[Stored records]
┄┄┄┄┄┄

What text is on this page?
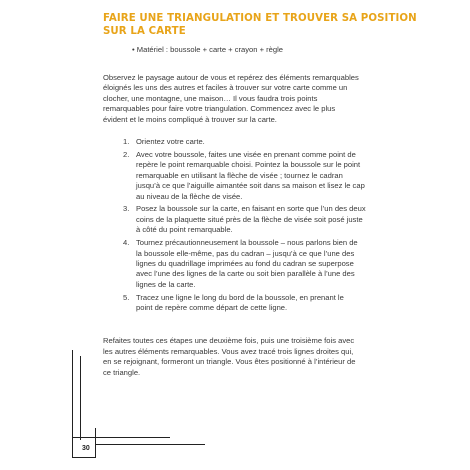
FAIRE UNE TRIANGULATION ET TROUVER SA POSITION
SUR LA CARTE
• Matériel : boussole + carte + crayon + règle
Observez le paysage autour de vous et repérez des éléments remarquables
éloignés les uns des autres et faciles à trouver sur votre carte comme un
clocher, une montagne, une maison… Il vous faudra trois points
remarquables pour faire votre triangulation. Commencez avec le plus
évident et le moins compliqué à trouver sur la carte.
1. Orientez votre carte.
2. Avec votre boussole, faites une visée en prenant comme point de
repère le point remarquable choisi. Pointez la boussole sur le point
remarquable en utilisant la flèche de visée ; tournez le cadran
jusqu’à ce que l’aiguille aimantée soit dans sa maison et lisez le cap
au niveau de la flèche de visée.
3. Posez la boussole sur la carte, en faisant en sorte que l’un des deux
coins de la plaquette situé près de la flèche de visée soit posé juste
à côté du point remarquable.
4. Tournez précautionneusement la boussole – nous parlons bien de
la boussole elle-même, pas du cadran – jusqu’à ce que l’une des
lignes du quadrillage imprimées au fond du cadran se superpose
avec l’une des lignes de la carte ou soit bien parallèle à l’une des
lignes de la carte.
5. Tracez une ligne le long du bord de la boussole, en prenant le
point de repère comme départ de cette ligne.
Refaites toutes ces étapes une deuxième fois, puis une troisième fois avec
les autres éléments remarquables. Vous avez tracé trois lignes droites qui,
en se rejoignant, formeront un triangle. Vous êtes positionné à l’intérieur de
ce triangle.
30
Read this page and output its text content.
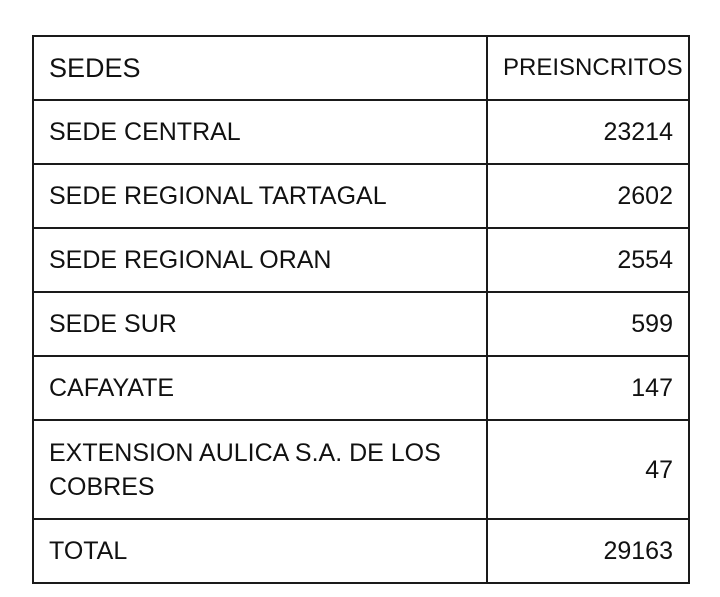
SEDES	PREISNCRITOS
SEDE CENTRAL	23214
SEDE REGIONAL TARTAGAL	2602
SEDE REGIONAL ORAN	2554
SEDE SUR	599
CAFAYATE	147
EXTENSION AULICA S.A. DE LOS COBRES	47
TOTAL	29163
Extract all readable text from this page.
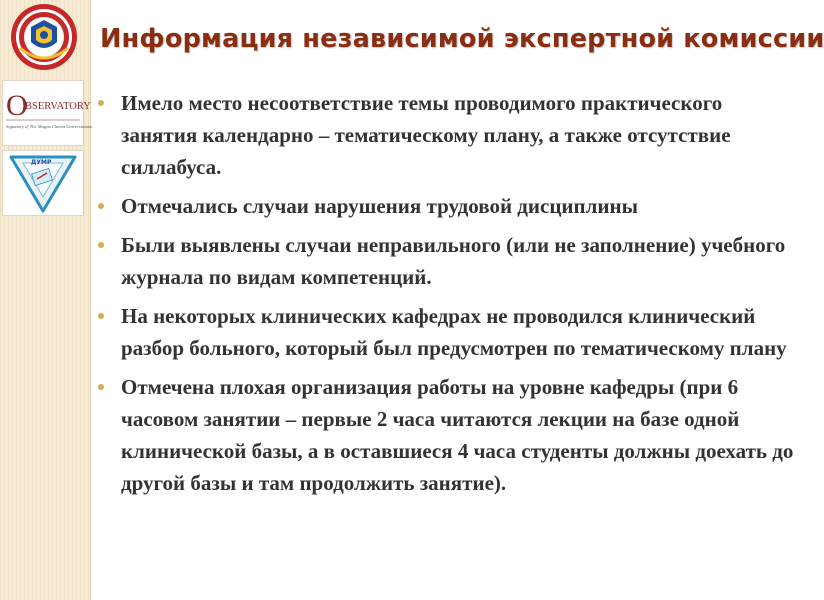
O
BSERVATORY
Signatory of The Magna Charta Universitatum
ДУМР
Информация независимой экспертной комиссии
Имело место несоответствие темы проводимого практического занятия календарно – тематическому плану, а также отсутствие силлабуса.
Отмечались случаи нарушения трудовой дисциплины
Были выявлены случаи неправильного (или не заполнение) учебного журнала по видам компетенций.
На некоторых клинических кафедрах не проводился клинический разбор больного, который был предусмотрен по тематическому плану
Отмечена плохая организация работы на уровне кафедры (при 6 часовом занятии – первые 2 часа читаются лекции на базе одной клинической базы, а в оставшиеся 4 часа студенты должны доехать до другой базы и там продолжить занятие).
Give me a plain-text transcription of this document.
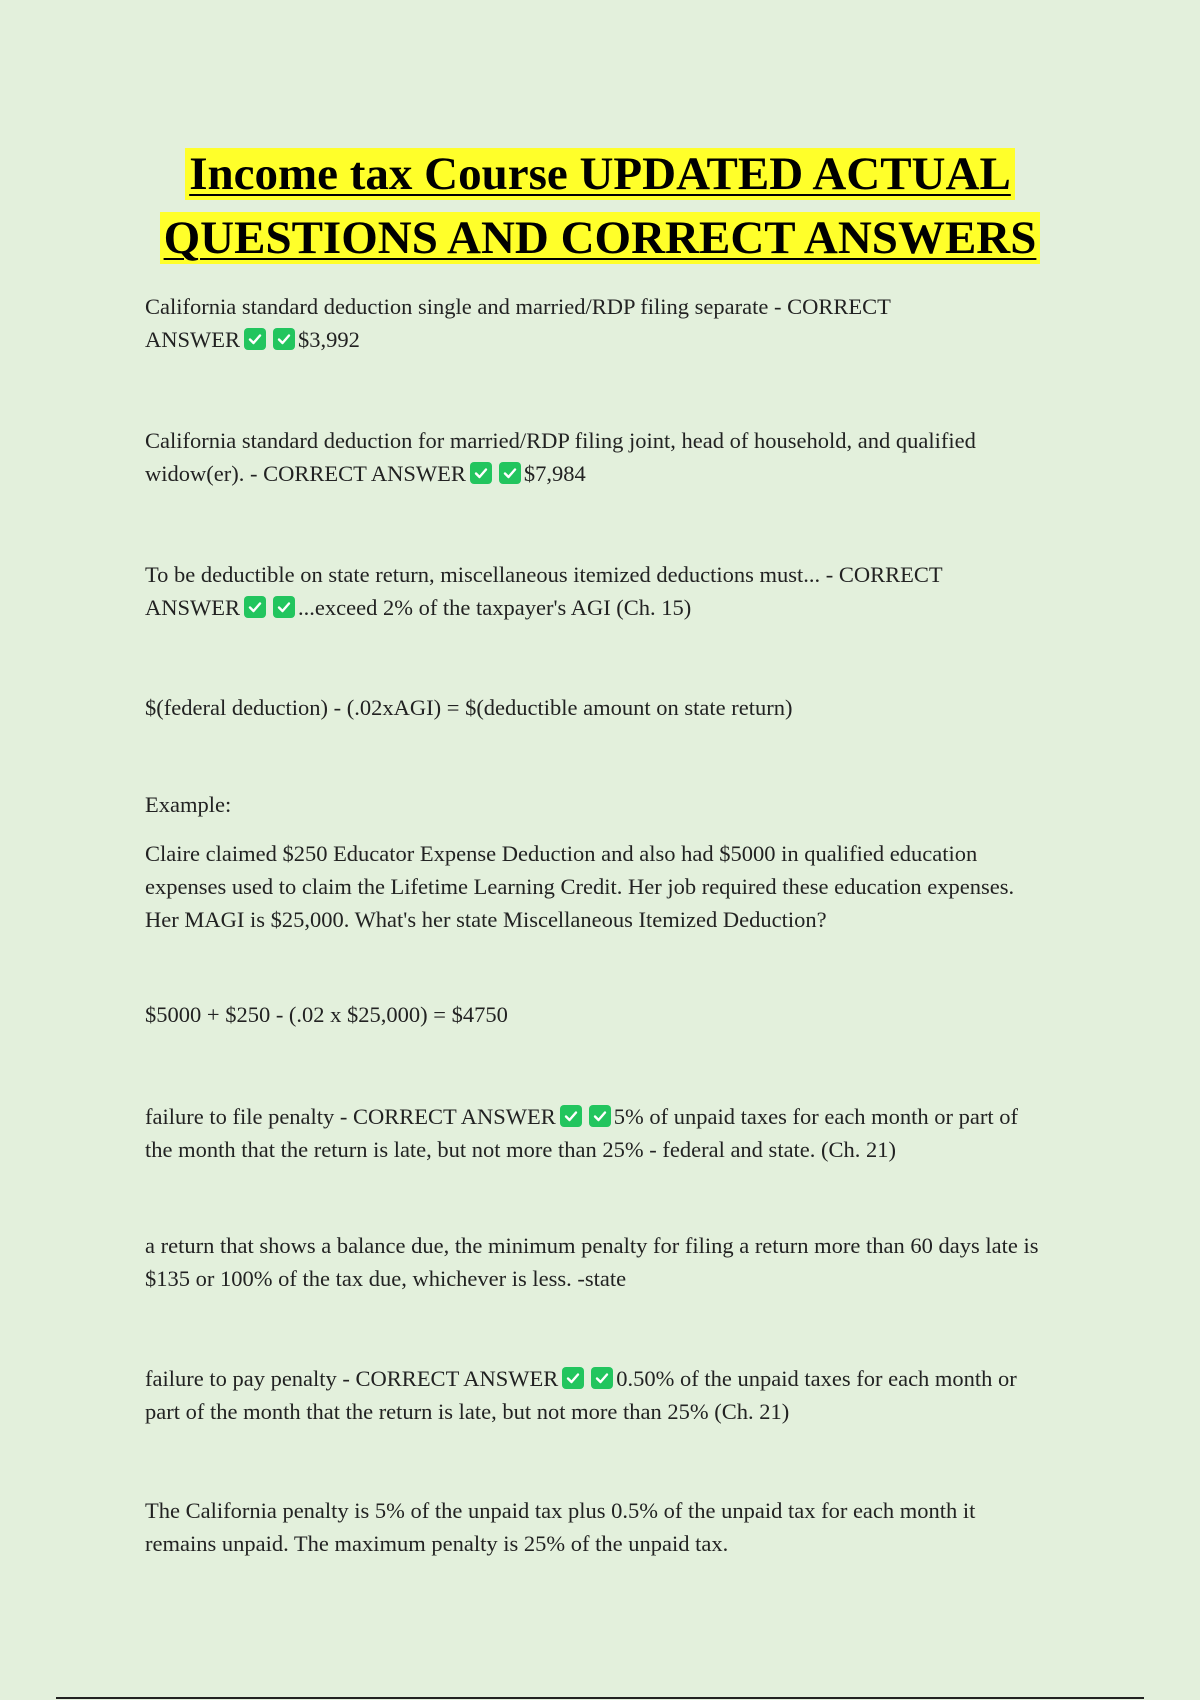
Income tax Course UPDATED ACTUAL
QUESTIONS AND CORRECT ANSWERS
California standard deduction single and married/RDP filing separate - CORRECT
ANSWER	$3,992
California standard deduction for married/RDP filing joint, head of household, and qualified widow(er). - CORRECT ANSWER	$7,984
To be deductible on state return, miscellaneous itemized deductions must... - CORRECT
ANSWER	...exceed 2% of the taxpayer's AGI (Ch. 15)
$(federal deduction) - (.02xAGI) = $(deductible amount on state return)
Example:
Claire claimed $250 Educator Expense Deduction and also had $5000 in qualified education expenses used to claim the Lifetime Learning Credit. Her job required these education expenses. Her MAGI is $25,000. What's her state Miscellaneous Itemized Deduction?
$5000 + $250 - (.02 x $25,000) = $4750
failure to file penalty - CORRECT ANSWER	5% of unpaid taxes for each month or part of the month that the return is late, but not more than 25% - federal and state. (Ch. 21)
a return that shows a balance due, the minimum penalty for filing a return more than 60 days late is $135 or 100% of the tax due, whichever is less. -state
failure to pay penalty - CORRECT ANSWER	0.50% of the unpaid taxes for each month or part of the month that the return is late, but not more than 25% (Ch. 21)
The California penalty is 5% of the unpaid tax plus 0.5% of the unpaid tax for each month it remains unpaid. The maximum penalty is 25% of the unpaid tax.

┄┄┄┄┄┄

▶ **GOAL**
Copy the material exactly. Do not include the pictures.

▶ **ANSWER TO THE TASK**
What text is on this page?
FAIRE UNE TRIANGULATION ET TROUVER SA POSITION
SUR LA CARTE
• Matériel : boussole + carte + crayon + règle
Observez le paysage autour de vous et repérez des éléments remarquables
éloignés les uns des autres et faciles à trouver sur votre carte comme un
clocher, une montagne, une maison… Il vous faudra trois points
remarquables pour faire votre triangulation. Commencez avec le plus
évident et le moins compliqué à trouver sur la carte.
1. Orientez votre carte.
2. Avec votre boussole, faites une visée en prenant comme point de
repère le point remarquable choisi. Pointez la boussole sur le point
remarquable en utilisant la flèche de visée ; tournez le cadran
jusqu’à ce que l’aiguille aimantée soit dans sa maison et lisez le cap
au niveau de la flèche de visée.
3. Posez la boussole sur la carte, en faisant en sorte que l’un des deux
coins de la plaquette situé près de la flèche de visée soit posé juste
à côté du point remarquable.
4. Tournez précautionneusement la boussole – nous parlons bien de
la boussole elle-même, pas du cadran – jusqu’à ce que l’une des
lignes du quadrillage imprimées au fond du cadran se superpose
avec l’une des lignes de la carte ou soit bien parallèle à l’une des
lignes de la carte.
5. Tracez une ligne le long du bord de la boussole, en prenant le
point de repère comme départ de cette ligne.
Refaites toutes ces étapes une deuxième fois, puis une troisième fois avec
les autres éléments remarquables. Vous avez tracé trois lignes droites qui,
en se rejoignant, formeront un triangle. Vous êtes positionné à l’intérieur de
ce triangle.
30
Read this page and output its text content.
SEDES	PREISNCRITOS
SEDE CENTRAL	23214
SEDE REGIONAL TARTAGAL	2602
SEDE REGIONAL ORAN	2554
SEDE SUR	599
CAFAYATE	147
EXTENSION AULICA S.A. DE LOS COBRES	47
TOTAL	29163
Extract all readable text from this page.
O
BSERVATORY
Signatory of The Magna Charta Universitatum
ДУМР
Информация независимой экспертной комиссии
Имело место несоответствие темы проводимого практического занятия календарно – тематическому плану, а также отсутствие силлабуса.
Отмечались случаи нарушения трудовой дисциплины
Были выявлены случаи неправильного (или не заполнение) учебного журнала по видам компетенций.
На некоторых клинических кафедрах не проводился клинический разбор больного, который был предусмотрен по тематическому плану
Отмечена плохая организация работы на уровне кафедры (при 6 часовом занятии – первые 2 часа читаются лекции на базе одной клинической базы, а в оставшиеся 4 часа студенты должны доехать до другой базы и там продолжить занятие).
Give me a plain-text transcription of this document.
Income tax Course UPDATED ACTUAL
QUESTIONS AND CORRECT ANSWERS
California standard deduction single and married/RDP filing separate - CORRECT
ANSWER	$3,992
California standard deduction for married/RDP filing joint, head of household, and qualified widow(er). - CORRECT ANSWER	$7,984
To be deductible on state return, miscellaneous itemized deductions must... - CORRECT
ANSWER	...exceed 2% of the taxpayer's AGI (Ch. 15)
$(federal deduction) - (.02xAGI) = $(deductible amount on state return)
Example:
Claire claimed $250 Educator Expense Deduction and also had $5000 in qualified education expenses used to claim the Lifetime Learning Credit. Her job required these education expenses. Her MAGI is $25,000. What's her state Miscellaneous Itemized Deduction?
$5000 + $250 - (.02 x $25,000) = $4750
failure to file penalty - CORRECT ANSWER	5% of unpaid taxes for each month or part of the month that the return is late, but not more than 25% - federal and state. (Ch. 21)
a return that shows a balance due, the minimum penalty for filing a return more than 60 days late is $135 or 100% of the tax due, whichever is less. -state
failure to pay penalty - CORRECT ANSWER	0.50% of the unpaid taxes for each month or part of the month that the return is late, but not more than 25% (Ch. 21)
The California penalty is 5% of the unpaid tax plus 0.5% of the unpaid tax for each month it remains unpaid. The maximum penalty is 25% of the unpaid tax.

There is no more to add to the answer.